● **WHAT TO WORK ON**: The records below hold pictures; please leave those out and retype the rest exactly.

● **MATERIAL FOR THE TASK**:
=======

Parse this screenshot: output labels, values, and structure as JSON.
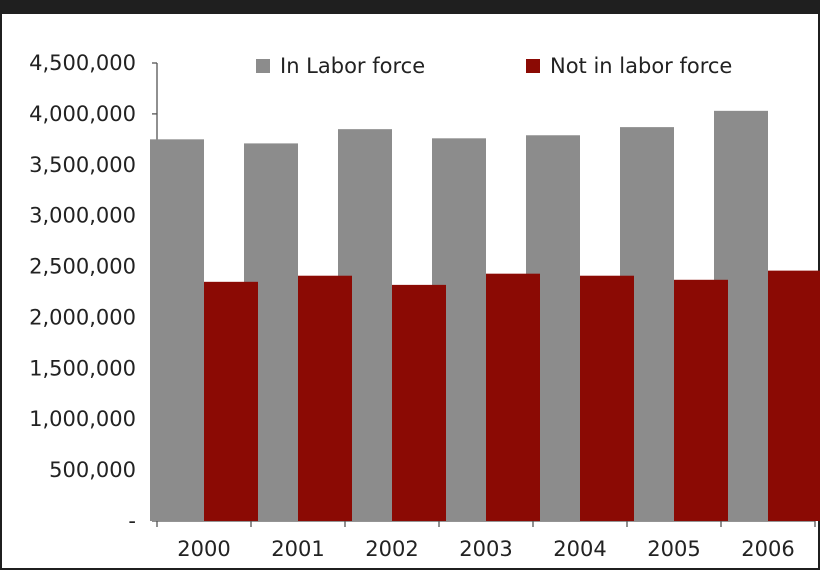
{
  "chart_data": {
    "type": "bar",
    "title": "",
    "xlabel": "",
    "ylabel": "",
    "categories": [
      "2000",
      "2001",
      "2002",
      "2003",
      "2004",
      "2005",
      "2006"
    ],
    "series": [
      {
        "name": "In Labor force",
        "color": "#8c8c8c",
        "values": [
          3750000,
          3710000,
          3850000,
          3760000,
          3790000,
          3870000,
          4030000
        ]
      },
      {
        "name": "Not in labor force",
        "color": "#8b0a04",
        "values": [
          2350000,
          2410000,
          2320000,
          2430000,
          2410000,
          2370000,
          2460000
        ]
      }
    ],
    "ylim": [
      0,
      4500000
    ],
    "y_ticks": [
      {
        "value": 0,
        "label": "-"
      },
      {
        "value": 500000,
        "label": "500,000"
      },
      {
        "value": 1000000,
        "label": "1,000,000"
      },
      {
        "value": 1500000,
        "label": "1,500,000"
      },
      {
        "value": 2000000,
        "label": "2,000,000"
      },
      {
        "value": 2500000,
        "label": "2,500,000"
      },
      {
        "value": 3000000,
        "label": "3,000,000"
      },
      {
        "value": 3500000,
        "label": "3,500,000"
      },
      {
        "value": 4000000,
        "label": "4,000,000"
      },
      {
        "value": 4500000,
        "label": "4,500,000"
      }
    ],
    "grid": false,
    "legend": "top-center"
  }
}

=======

● **COMPLETE OUTPUT**:
Parse this screenshot: output labels, values, and structure as JSON.
{
  "chart_data": {
    "type": "bar",
    "title": "",
    "xlabel": "",
    "ylabel": "",
    "categories": [
      "2000",
      "2001",
      "2002",
      "2003",
      "2004",
      "2005",
      "2006"
    ],
    "series": [
      {
        "name": "In Labor force",
        "color": "#8c8c8c",
        "values": [
          3750000,
          3710000,
          3850000,
          3760000,
          3790000,
          3870000,
          4030000
        ]
      },
      {
        "name": "Not in labor force",
        "color": "#8b0a04",
        "values": [
          2350000,
          2410000,
          2320000,
          2430000,
          2410000,
          2370000,
          2460000
        ]
      }
    ],
    "ylim": [
      0,
      4500000
    ],
    "y_ticks": [
      {
        "value": 0,
        "label": "-"
      },
      {
        "value": 500000,
        "label": "500,000"
      },
      {
        "value": 1000000,
        "label": "1,000,000"
      },
      {
        "value": 1500000,
        "label": "1,500,000"
      },
      {
        "value": 2000000,
        "label": "2,000,000"
      },
      {
        "value": 2500000,
        "label": "2,500,000"
      },
      {
        "value": 3000000,
        "label": "3,000,000"
      },
      {
        "value": 3500000,
        "label": "3,500,000"
      },
      {
        "value": 4000000,
        "label": "4,000,000"
      },
      {
        "value": 4500000,
        "label": "4,500,000"
      }
    ],
    "grid": false,
    "legend": "top-center"
  }
}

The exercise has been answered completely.